[Data entries]
____________________
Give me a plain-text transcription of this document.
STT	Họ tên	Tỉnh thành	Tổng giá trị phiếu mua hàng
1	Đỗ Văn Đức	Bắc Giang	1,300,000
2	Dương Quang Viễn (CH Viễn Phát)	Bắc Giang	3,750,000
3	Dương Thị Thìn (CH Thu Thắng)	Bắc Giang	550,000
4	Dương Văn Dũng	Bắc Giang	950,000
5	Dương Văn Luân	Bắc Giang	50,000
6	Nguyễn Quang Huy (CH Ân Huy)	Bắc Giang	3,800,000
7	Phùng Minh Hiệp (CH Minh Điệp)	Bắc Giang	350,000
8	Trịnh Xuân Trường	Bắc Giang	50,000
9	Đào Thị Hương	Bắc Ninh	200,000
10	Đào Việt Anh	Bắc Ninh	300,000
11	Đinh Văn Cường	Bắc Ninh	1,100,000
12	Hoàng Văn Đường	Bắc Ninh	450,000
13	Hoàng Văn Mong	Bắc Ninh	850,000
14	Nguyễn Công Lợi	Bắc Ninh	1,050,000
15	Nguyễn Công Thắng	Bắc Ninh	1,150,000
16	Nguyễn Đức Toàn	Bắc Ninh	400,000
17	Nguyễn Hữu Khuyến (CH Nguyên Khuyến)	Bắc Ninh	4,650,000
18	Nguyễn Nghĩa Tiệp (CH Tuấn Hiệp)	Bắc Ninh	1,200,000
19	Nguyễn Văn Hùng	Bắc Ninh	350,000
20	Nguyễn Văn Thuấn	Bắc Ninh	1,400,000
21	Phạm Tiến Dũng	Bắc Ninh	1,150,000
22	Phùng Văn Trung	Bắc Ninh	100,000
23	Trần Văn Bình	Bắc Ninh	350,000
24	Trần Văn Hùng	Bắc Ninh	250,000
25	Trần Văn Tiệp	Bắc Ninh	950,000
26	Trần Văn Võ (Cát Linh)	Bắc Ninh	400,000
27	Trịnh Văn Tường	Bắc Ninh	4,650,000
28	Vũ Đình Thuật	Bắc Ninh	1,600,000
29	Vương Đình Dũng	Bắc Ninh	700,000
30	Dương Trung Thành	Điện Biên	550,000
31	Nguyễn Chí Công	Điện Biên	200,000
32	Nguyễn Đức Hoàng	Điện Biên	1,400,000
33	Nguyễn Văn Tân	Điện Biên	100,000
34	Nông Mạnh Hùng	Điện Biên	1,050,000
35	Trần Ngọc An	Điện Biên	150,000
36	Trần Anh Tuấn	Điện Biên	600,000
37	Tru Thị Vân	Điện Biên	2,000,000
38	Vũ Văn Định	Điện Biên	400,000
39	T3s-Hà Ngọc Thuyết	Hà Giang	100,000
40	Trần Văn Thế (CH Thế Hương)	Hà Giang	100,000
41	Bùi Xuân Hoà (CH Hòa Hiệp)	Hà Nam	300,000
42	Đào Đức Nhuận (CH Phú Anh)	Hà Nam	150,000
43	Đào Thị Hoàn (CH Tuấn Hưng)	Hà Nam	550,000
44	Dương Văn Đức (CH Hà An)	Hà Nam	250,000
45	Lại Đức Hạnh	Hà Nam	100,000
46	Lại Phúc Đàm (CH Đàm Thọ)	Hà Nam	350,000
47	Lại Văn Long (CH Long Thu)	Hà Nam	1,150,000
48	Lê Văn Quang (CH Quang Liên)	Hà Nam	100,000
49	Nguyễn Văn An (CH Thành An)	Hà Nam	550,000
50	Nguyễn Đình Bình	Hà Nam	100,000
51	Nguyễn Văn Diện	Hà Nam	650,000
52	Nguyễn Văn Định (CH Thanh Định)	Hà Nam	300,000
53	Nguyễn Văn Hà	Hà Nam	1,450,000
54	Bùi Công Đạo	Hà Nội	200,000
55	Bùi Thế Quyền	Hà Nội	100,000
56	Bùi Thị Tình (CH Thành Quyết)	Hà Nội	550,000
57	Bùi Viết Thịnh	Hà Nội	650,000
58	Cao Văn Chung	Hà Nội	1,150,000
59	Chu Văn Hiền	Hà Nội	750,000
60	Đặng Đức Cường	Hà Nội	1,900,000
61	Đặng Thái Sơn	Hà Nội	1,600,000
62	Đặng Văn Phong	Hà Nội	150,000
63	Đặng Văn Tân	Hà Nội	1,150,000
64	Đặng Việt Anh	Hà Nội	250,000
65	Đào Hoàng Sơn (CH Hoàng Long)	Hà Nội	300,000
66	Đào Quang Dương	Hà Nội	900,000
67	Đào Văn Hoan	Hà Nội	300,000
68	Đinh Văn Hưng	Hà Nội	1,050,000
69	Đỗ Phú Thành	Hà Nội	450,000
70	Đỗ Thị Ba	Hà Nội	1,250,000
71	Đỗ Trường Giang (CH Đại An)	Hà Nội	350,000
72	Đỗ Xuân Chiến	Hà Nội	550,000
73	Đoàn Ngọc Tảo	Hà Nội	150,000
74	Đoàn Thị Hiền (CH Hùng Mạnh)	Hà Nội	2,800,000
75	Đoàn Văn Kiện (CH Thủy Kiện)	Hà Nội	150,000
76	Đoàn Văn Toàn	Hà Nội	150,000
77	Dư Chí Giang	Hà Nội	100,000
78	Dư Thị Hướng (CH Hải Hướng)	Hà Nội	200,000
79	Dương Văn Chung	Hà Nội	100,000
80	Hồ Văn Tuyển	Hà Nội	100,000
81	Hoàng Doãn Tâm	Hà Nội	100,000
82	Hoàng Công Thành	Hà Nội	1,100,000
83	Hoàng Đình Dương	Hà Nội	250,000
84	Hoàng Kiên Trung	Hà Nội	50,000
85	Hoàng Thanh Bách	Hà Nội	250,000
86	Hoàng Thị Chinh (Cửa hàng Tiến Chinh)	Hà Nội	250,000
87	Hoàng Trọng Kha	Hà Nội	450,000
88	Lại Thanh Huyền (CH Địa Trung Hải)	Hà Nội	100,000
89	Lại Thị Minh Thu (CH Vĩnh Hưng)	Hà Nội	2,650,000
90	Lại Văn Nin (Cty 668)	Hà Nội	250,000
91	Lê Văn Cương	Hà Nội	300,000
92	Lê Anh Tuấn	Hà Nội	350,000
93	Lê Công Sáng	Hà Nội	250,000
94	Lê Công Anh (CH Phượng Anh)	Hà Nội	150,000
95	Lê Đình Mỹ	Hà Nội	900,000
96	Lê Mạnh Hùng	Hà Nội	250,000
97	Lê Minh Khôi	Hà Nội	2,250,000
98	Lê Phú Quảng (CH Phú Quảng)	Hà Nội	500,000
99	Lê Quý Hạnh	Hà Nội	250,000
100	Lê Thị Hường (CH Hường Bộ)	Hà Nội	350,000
____________________
EXERCISE PROMPT: The lines above should be duplicated exactly.

FINAL RESULT:
Give me a plain-text transcription of this document.
STT	Họ tên	Tỉnh thành	Tổng giá trị phiếu mua hàng
1	Đỗ Văn Đức	Bắc Giang	1,300,000
2	Dương Quang Viễn (CH Viễn Phát)	Bắc Giang	3,750,000
3	Dương Thị Thìn (CH Thu Thắng)	Bắc Giang	550,000
4	Dương Văn Dũng	Bắc Giang	950,000
5	Dương Văn Luân	Bắc Giang	50,000
6	Nguyễn Quang Huy (CH Ân Huy)	Bắc Giang	3,800,000
7	Phùng Minh Hiệp (CH Minh Điệp)	Bắc Giang	350,000
8	Trịnh Xuân Trường	Bắc Giang	50,000
9	Đào Thị Hương	Bắc Ninh	200,000
10	Đào Việt Anh	Bắc Ninh	300,000
11	Đinh Văn Cường	Bắc Ninh	1,100,000
12	Hoàng Văn Đường	Bắc Ninh	450,000
13	Hoàng Văn Mong	Bắc Ninh	850,000
14	Nguyễn Công Lợi	Bắc Ninh	1,050,000
15	Nguyễn Công Thắng	Bắc Ninh	1,150,000
16	Nguyễn Đức Toàn	Bắc Ninh	400,000
17	Nguyễn Hữu Khuyến (CH Nguyên Khuyến)	Bắc Ninh	4,650,000
18	Nguyễn Nghĩa Tiệp (CH Tuấn Hiệp)	Bắc Ninh	1,200,000
19	Nguyễn Văn Hùng	Bắc Ninh	350,000
20	Nguyễn Văn Thuấn	Bắc Ninh	1,400,000
21	Phạm Tiến Dũng	Bắc Ninh	1,150,000
22	Phùng Văn Trung	Bắc Ninh	100,000
23	Trần Văn Bình	Bắc Ninh	350,000
24	Trần Văn Hùng	Bắc Ninh	250,000
25	Trần Văn Tiệp	Bắc Ninh	950,000
26	Trần Văn Võ (Cát Linh)	Bắc Ninh	400,000
27	Trịnh Văn Tường	Bắc Ninh	4,650,000
28	Vũ Đình Thuật	Bắc Ninh	1,600,000
29	Vương Đình Dũng	Bắc Ninh	700,000
30	Dương Trung Thành	Điện Biên	550,000
31	Nguyễn Chí Công	Điện Biên	200,000
32	Nguyễn Đức Hoàng	Điện Biên	1,400,000
33	Nguyễn Văn Tân	Điện Biên	100,000
34	Nông Mạnh Hùng	Điện Biên	1,050,000
35	Trần Ngọc An	Điện Biên	150,000
36	Trần Anh Tuấn	Điện Biên	600,000
37	Tru Thị Vân	Điện Biên	2,000,000
38	Vũ Văn Định	Điện Biên	400,000
39	T3s-Hà Ngọc Thuyết	Hà Giang	100,000
40	Trần Văn Thế (CH Thế Hương)	Hà Giang	100,000
41	Bùi Xuân Hoà (CH Hòa Hiệp)	Hà Nam	300,000
42	Đào Đức Nhuận (CH Phú Anh)	Hà Nam	150,000
43	Đào Thị Hoàn (CH Tuấn Hưng)	Hà Nam	550,000
44	Dương Văn Đức (CH Hà An)	Hà Nam	250,000
45	Lại Đức Hạnh	Hà Nam	100,000
46	Lại Phúc Đàm (CH Đàm Thọ)	Hà Nam	350,000
47	Lại Văn Long (CH Long Thu)	Hà Nam	1,150,000
48	Lê Văn Quang (CH Quang Liên)	Hà Nam	100,000
49	Nguyễn Văn An (CH Thành An)	Hà Nam	550,000
50	Nguyễn Đình Bình	Hà Nam	100,000
51	Nguyễn Văn Diện	Hà Nam	650,000
52	Nguyễn Văn Định (CH Thanh Định)	Hà Nam	300,000
53	Nguyễn Văn Hà	Hà Nam	1,450,000
54	Bùi Công Đạo	Hà Nội	200,000
55	Bùi Thế Quyền	Hà Nội	100,000
56	Bùi Thị Tình (CH Thành Quyết)	Hà Nội	550,000
57	Bùi Viết Thịnh	Hà Nội	650,000
58	Cao Văn Chung	Hà Nội	1,150,000
59	Chu Văn Hiền	Hà Nội	750,000
60	Đặng Đức Cường	Hà Nội	1,900,000
61	Đặng Thái Sơn	Hà Nội	1,600,000
62	Đặng Văn Phong	Hà Nội	150,000
63	Đặng Văn Tân	Hà Nội	1,150,000
64	Đặng Việt Anh	Hà Nội	250,000
65	Đào Hoàng Sơn (CH Hoàng Long)	Hà Nội	300,000
66	Đào Quang Dương	Hà Nội	900,000
67	Đào Văn Hoan	Hà Nội	300,000
68	Đinh Văn Hưng	Hà Nội	1,050,000
69	Đỗ Phú Thành	Hà Nội	450,000
70	Đỗ Thị Ba	Hà Nội	1,250,000
71	Đỗ Trường Giang (CH Đại An)	Hà Nội	350,000
72	Đỗ Xuân Chiến	Hà Nội	550,000
73	Đoàn Ngọc Tảo	Hà Nội	150,000
74	Đoàn Thị Hiền (CH Hùng Mạnh)	Hà Nội	2,800,000
75	Đoàn Văn Kiện (CH Thủy Kiện)	Hà Nội	150,000
76	Đoàn Văn Toàn	Hà Nội	150,000
77	Dư Chí Giang	Hà Nội	100,000
78	Dư Thị Hướng (CH Hải Hướng)	Hà Nội	200,000
79	Dương Văn Chung	Hà Nội	100,000
80	Hồ Văn Tuyển	Hà Nội	100,000
81	Hoàng Doãn Tâm	Hà Nội	100,000
82	Hoàng Công Thành	Hà Nội	1,100,000
83	Hoàng Đình Dương	Hà Nội	250,000
84	Hoàng Kiên Trung	Hà Nội	50,000
85	Hoàng Thanh Bách	Hà Nội	250,000
86	Hoàng Thị Chinh (Cửa hàng Tiến Chinh)	Hà Nội	250,000
87	Hoàng Trọng Kha	Hà Nội	450,000
88	Lại Thanh Huyền (CH Địa Trung Hải)	Hà Nội	100,000
89	Lại Thị Minh Thu (CH Vĩnh Hưng)	Hà Nội	2,650,000
90	Lại Văn Nin (Cty 668)	Hà Nội	250,000
91	Lê Văn Cương	Hà Nội	300,000
92	Lê Anh Tuấn	Hà Nội	350,000
93	Lê Công Sáng	Hà Nội	250,000
94	Lê Công Anh (CH Phượng Anh)	Hà Nội	150,000
95	Lê Đình Mỹ	Hà Nội	900,000
96	Lê Mạnh Hùng	Hà Nội	250,000
97	Lê Minh Khôi	Hà Nội	2,250,000
98	Lê Phú Quảng (CH Phú Quảng)	Hà Nội	500,000
99	Lê Quý Hạnh	Hà Nội	250,000
100	Lê Thị Hường (CH Hường Bộ)	Hà Nội	350,000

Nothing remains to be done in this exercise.